■ Part of a data file ■
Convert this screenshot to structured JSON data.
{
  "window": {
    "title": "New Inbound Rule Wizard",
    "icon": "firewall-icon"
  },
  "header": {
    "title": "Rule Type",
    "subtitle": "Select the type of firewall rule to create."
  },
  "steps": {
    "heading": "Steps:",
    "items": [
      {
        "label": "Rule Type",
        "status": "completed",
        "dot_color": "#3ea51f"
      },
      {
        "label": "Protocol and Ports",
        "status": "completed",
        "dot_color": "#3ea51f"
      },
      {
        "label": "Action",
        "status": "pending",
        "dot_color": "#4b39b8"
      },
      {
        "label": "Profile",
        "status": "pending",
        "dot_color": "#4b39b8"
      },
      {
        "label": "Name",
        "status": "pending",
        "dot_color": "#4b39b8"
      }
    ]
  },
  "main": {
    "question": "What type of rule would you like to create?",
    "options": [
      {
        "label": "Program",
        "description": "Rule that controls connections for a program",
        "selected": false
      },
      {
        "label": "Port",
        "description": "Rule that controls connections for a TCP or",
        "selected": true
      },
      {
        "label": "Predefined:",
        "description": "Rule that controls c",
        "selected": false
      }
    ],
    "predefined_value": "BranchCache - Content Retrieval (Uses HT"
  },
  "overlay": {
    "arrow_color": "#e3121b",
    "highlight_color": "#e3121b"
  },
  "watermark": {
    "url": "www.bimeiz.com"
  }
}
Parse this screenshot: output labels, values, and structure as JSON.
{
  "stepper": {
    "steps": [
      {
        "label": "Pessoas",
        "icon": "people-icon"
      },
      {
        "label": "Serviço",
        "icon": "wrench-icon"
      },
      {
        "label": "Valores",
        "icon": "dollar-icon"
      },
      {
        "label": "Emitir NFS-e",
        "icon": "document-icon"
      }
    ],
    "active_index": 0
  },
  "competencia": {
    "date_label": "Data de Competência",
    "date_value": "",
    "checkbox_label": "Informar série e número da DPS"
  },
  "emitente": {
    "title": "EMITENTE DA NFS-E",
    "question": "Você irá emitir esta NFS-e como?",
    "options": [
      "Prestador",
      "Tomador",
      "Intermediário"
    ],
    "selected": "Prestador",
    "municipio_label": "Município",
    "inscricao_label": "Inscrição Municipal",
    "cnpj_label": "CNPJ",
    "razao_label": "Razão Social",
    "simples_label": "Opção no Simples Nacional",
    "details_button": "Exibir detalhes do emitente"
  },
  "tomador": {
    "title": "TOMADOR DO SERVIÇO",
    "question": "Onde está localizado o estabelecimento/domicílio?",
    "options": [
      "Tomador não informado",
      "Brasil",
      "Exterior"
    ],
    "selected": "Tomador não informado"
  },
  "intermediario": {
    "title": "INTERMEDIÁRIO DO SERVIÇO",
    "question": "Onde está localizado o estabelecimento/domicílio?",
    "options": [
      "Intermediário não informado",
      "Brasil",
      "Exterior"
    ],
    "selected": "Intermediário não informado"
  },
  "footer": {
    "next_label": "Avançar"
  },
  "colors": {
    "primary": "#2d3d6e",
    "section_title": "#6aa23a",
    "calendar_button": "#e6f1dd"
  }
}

■ JOB ■
Nothing in the listing may be changed; retype it all exactly.

■ SOLVED EXERCISE ■
Convert this screenshot to structured JSON data.
{
  "window": {
    "title": "New Inbound Rule Wizard",
    "icon": "firewall-icon"
  },
  "header": {
    "title": "Rule Type",
    "subtitle": "Select the type of firewall rule to create."
  },
  "steps": {
    "heading": "Steps:",
    "items": [
      {
        "label": "Rule Type",
        "status": "completed",
        "dot_color": "#3ea51f"
      },
      {
        "label": "Protocol and Ports",
        "status": "completed",
        "dot_color": "#3ea51f"
      },
      {
        "label": "Action",
        "status": "pending",
        "dot_color": "#4b39b8"
      },
      {
        "label": "Profile",
        "status": "pending",
        "dot_color": "#4b39b8"
      },
      {
        "label": "Name",
        "status": "pending",
        "dot_color": "#4b39b8"
      }
    ]
  },
  "main": {
    "question": "What type of rule would you like to create?",
    "options": [
      {
        "label": "Program",
        "description": "Rule that controls connections for a program",
        "selected": false
      },
      {
        "label": "Port",
        "description": "Rule that controls connections for a TCP or",
        "selected": true
      },
      {
        "label": "Predefined:",
        "description": "Rule that controls c",
        "selected": false
      }
    ],
    "predefined_value": "BranchCache - Content Retrieval (Uses HT"
  },
  "overlay": {
    "arrow_color": "#e3121b",
    "highlight_color": "#e3121b"
  },
  "watermark": {
    "url": "www.bimeiz.com"
  }
}
Parse this screenshot: output labels, values, and structure as JSON.
{
  "stepper": {
    "steps": [
      {
        "label": "Pessoas",
        "icon": "people-icon"
      },
      {
        "label": "Serviço",
        "icon": "wrench-icon"
      },
      {
        "label": "Valores",
        "icon": "dollar-icon"
      },
      {
        "label": "Emitir NFS-e",
        "icon": "document-icon"
      }
    ],
    "active_index": 0
  },
  "competencia": {
    "date_label": "Data de Competência",
    "date_value": "",
    "checkbox_label": "Informar série e número da DPS"
  },
  "emitente": {
    "title": "EMITENTE DA NFS-E",
    "question": "Você irá emitir esta NFS-e como?",
    "options": [
      "Prestador",
      "Tomador",
      "Intermediário"
    ],
    "selected": "Prestador",
    "municipio_label": "Município",
    "inscricao_label": "Inscrição Municipal",
    "cnpj_label": "CNPJ",
    "razao_label": "Razão Social",
    "simples_label": "Opção no Simples Nacional",
    "details_button": "Exibir detalhes do emitente"
  },
  "tomador": {
    "title": "TOMADOR DO SERVIÇO",
    "question": "Onde está localizado o estabelecimento/domicílio?",
    "options": [
      "Tomador não informado",
      "Brasil",
      "Exterior"
    ],
    "selected": "Tomador não informado"
  },
  "intermediario": {
    "title": "INTERMEDIÁRIO DO SERVIÇO",
    "question": "Onde está localizado o estabelecimento/domicílio?",
    "options": [
      "Intermediário não informado",
      "Brasil",
      "Exterior"
    ],
    "selected": "Intermediário não informado"
  },
  "footer": {
    "next_label": "Avançar"
  },
  "colors": {
    "primary": "#2d3d6e",
    "section_title": "#6aa23a",
    "calendar_button": "#e6f1dd"
  }
}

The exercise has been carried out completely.